Extract all of the entries and set them down verbatim.

= = = =

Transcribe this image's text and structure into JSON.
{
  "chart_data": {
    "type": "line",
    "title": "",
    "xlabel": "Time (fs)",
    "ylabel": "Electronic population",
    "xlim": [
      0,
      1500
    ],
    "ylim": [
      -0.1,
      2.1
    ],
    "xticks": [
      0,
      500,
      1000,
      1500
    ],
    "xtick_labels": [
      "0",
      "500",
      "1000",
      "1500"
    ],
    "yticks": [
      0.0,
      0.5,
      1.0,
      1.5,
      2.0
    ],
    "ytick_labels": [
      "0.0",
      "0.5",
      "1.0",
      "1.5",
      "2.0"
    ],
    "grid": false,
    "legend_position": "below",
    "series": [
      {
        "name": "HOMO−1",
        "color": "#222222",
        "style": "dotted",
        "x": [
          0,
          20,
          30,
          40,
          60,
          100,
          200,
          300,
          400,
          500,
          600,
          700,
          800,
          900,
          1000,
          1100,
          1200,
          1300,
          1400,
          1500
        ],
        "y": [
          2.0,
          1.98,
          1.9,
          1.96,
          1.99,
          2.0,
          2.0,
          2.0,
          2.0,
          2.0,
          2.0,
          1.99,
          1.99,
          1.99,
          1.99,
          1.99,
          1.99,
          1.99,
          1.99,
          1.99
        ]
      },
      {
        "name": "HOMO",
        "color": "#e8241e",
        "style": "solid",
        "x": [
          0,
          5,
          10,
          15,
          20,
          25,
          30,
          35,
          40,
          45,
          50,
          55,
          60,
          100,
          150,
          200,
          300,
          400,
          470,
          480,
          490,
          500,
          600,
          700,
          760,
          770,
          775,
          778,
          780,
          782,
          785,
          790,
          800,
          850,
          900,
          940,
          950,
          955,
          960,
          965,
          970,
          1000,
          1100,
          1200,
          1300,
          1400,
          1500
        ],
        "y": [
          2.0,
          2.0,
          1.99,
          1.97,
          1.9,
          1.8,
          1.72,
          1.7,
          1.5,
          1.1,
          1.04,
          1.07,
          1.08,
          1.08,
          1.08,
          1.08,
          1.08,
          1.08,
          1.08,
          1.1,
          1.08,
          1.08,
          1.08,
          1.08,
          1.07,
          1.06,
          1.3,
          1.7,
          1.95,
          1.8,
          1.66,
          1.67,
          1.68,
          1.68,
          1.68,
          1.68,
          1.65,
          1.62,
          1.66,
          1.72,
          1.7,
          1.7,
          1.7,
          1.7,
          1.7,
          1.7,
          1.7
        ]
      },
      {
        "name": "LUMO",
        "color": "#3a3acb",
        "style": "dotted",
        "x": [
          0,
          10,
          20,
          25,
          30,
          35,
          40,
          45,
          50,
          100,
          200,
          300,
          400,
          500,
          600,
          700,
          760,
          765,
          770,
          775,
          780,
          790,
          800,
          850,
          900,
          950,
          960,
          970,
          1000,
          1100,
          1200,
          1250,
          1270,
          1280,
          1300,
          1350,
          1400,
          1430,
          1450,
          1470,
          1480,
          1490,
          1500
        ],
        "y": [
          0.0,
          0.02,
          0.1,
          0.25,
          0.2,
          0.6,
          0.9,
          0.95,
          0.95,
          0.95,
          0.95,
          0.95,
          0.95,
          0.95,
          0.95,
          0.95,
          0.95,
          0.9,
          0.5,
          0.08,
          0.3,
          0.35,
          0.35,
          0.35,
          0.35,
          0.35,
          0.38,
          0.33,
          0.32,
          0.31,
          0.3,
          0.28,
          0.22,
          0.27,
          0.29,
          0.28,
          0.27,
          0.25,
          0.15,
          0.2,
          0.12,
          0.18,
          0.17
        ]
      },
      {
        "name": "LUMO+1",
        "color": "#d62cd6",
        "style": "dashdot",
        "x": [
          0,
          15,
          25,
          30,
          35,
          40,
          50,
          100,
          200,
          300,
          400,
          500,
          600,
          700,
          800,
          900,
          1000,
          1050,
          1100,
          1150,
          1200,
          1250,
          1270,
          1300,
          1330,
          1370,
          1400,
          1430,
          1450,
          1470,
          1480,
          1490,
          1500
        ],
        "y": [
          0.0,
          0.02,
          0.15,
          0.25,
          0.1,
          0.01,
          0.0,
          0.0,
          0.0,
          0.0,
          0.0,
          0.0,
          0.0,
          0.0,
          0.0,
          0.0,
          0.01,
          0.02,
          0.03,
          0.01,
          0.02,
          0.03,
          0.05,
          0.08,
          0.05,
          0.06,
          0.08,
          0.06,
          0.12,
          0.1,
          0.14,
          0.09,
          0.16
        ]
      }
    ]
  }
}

= = = =

**Response:**
Transcribe this image's text and structure into JSON.
{
  "chart_data": {
    "type": "line",
    "title": "",
    "xlabel": "Time (fs)",
    "ylabel": "Electronic population",
    "xlim": [
      0,
      1500
    ],
    "ylim": [
      -0.1,
      2.1
    ],
    "xticks": [
      0,
      500,
      1000,
      1500
    ],
    "xtick_labels": [
      "0",
      "500",
      "1000",
      "1500"
    ],
    "yticks": [
      0.0,
      0.5,
      1.0,
      1.5,
      2.0
    ],
    "ytick_labels": [
      "0.0",
      "0.5",
      "1.0",
      "1.5",
      "2.0"
    ],
    "grid": false,
    "legend_position": "below",
    "series": [
      {
        "name": "HOMO−1",
        "color": "#222222",
        "style": "dotted",
        "x": [
          0,
          20,
          30,
          40,
          60,
          100,
          200,
          300,
          400,
          500,
          600,
          700,
          800,
          900,
          1000,
          1100,
          1200,
          1300,
          1400,
          1500
        ],
        "y": [
          2.0,
          1.98,
          1.9,
          1.96,
          1.99,
          2.0,
          2.0,
          2.0,
          2.0,
          2.0,
          2.0,
          1.99,
          1.99,
          1.99,
          1.99,
          1.99,
          1.99,
          1.99,
          1.99,
          1.99
        ]
      },
      {
        "name": "HOMO",
        "color": "#e8241e",
        "style": "solid",
        "x": [
          0,
          5,
          10,
          15,
          20,
          25,
          30,
          35,
          40,
          45,
          50,
          55,
          60,
          100,
          150,
          200,
          300,
          400,
          470,
          480,
          490,
          500,
          600,
          700,
          760,
          770,
          775,
          778,
          780,
          782,
          785,
          790,
          800,
          850,
          900,
          940,
          950,
          955,
          960,
          965,
          970,
          1000,
          1100,
          1200,
          1300,
          1400,
          1500
        ],
        "y": [
          2.0,
          2.0,
          1.99,
          1.97,
          1.9,
          1.8,
          1.72,
          1.7,
          1.5,
          1.1,
          1.04,
          1.07,
          1.08,
          1.08,
          1.08,
          1.08,
          1.08,
          1.08,
          1.08,
          1.1,
          1.08,
          1.08,
          1.08,
          1.08,
          1.07,
          1.06,
          1.3,
          1.7,
          1.95,
          1.8,
          1.66,
          1.67,
          1.68,
          1.68,
          1.68,
          1.68,
          1.65,
          1.62,
          1.66,
          1.72,
          1.7,
          1.7,
          1.7,
          1.7,
          1.7,
          1.7,
          1.7
        ]
      },
      {
        "name": "LUMO",
        "color": "#3a3acb",
        "style": "dotted",
        "x": [
          0,
          10,
          20,
          25,
          30,
          35,
          40,
          45,
          50,
          100,
          200,
          300,
          400,
          500,
          600,
          700,
          760,
          765,
          770,
          775,
          780,
          790,
          800,
          850,
          900,
          950,
          960,
          970,
          1000,
          1100,
          1200,
          1250,
          1270,
          1280,
          1300,
          1350,
          1400,
          1430,
          1450,
          1470,
          1480,
          1490,
          1500
        ],
        "y": [
          0.0,
          0.02,
          0.1,
          0.25,
          0.2,
          0.6,
          0.9,
          0.95,
          0.95,
          0.95,
          0.95,
          0.95,
          0.95,
          0.95,
          0.95,
          0.95,
          0.95,
          0.9,
          0.5,
          0.08,
          0.3,
          0.35,
          0.35,
          0.35,
          0.35,
          0.35,
          0.38,
          0.33,
          0.32,
          0.31,
          0.3,
          0.28,
          0.22,
          0.27,
          0.29,
          0.28,
          0.27,
          0.25,
          0.15,
          0.2,
          0.12,
          0.18,
          0.17
        ]
      },
      {
        "name": "LUMO+1",
        "color": "#d62cd6",
        "style": "dashdot",
        "x": [
          0,
          15,
          25,
          30,
          35,
          40,
          50,
          100,
          200,
          300,
          400,
          500,
          600,
          700,
          800,
          900,
          1000,
          1050,
          1100,
          1150,
          1200,
          1250,
          1270,
          1300,
          1330,
          1370,
          1400,
          1430,
          1450,
          1470,
          1480,
          1490,
          1500
        ],
        "y": [
          0.0,
          0.02,
          0.15,
          0.25,
          0.1,
          0.01,
          0.0,
          0.0,
          0.0,
          0.0,
          0.0,
          0.0,
          0.0,
          0.0,
          0.0,
          0.0,
          0.01,
          0.02,
          0.03,
          0.01,
          0.02,
          0.03,
          0.05,
          0.08,
          0.05,
          0.06,
          0.08,
          0.06,
          0.12,
          0.1,
          0.14,
          0.09,
          0.16
        ]
      }
    ]
  }
}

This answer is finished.